## SET EXERCISE
All lines holding the string "сведений" are to be shown.

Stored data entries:
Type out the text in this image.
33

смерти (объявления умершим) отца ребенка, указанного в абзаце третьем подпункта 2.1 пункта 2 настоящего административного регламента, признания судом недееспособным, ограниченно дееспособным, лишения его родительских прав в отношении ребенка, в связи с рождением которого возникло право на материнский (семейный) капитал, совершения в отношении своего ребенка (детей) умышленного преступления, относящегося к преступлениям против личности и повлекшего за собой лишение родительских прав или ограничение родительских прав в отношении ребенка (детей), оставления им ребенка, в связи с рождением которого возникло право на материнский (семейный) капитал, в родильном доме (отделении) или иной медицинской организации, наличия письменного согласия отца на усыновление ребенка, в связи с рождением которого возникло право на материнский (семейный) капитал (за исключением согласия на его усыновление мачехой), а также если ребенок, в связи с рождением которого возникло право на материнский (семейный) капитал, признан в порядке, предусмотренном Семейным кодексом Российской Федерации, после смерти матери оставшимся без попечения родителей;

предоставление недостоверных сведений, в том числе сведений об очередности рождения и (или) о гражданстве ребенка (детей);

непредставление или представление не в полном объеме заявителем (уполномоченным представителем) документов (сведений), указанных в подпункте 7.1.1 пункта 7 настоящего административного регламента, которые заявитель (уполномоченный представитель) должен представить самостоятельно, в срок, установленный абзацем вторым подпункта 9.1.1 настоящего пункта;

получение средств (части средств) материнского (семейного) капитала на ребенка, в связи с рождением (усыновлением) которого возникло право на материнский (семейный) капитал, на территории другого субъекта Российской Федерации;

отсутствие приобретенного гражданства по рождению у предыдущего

## SOLUTION
предоставление недостоверных сведений, в том числе сведений об очередности рождения и (или) о гражданстве ребенка (детей);
непредставление или представление не в полном объеме заявителем (уполномоченным представителем) документов (сведений), указанных в подпункте 7.1.1 пункта 7 настоящего административного регламента, которые заявитель (уполномоченный представитель) должен представить самостоятельно, в срок, установленный абзацем вторым подпункта 9.1.1 настоящего пункта;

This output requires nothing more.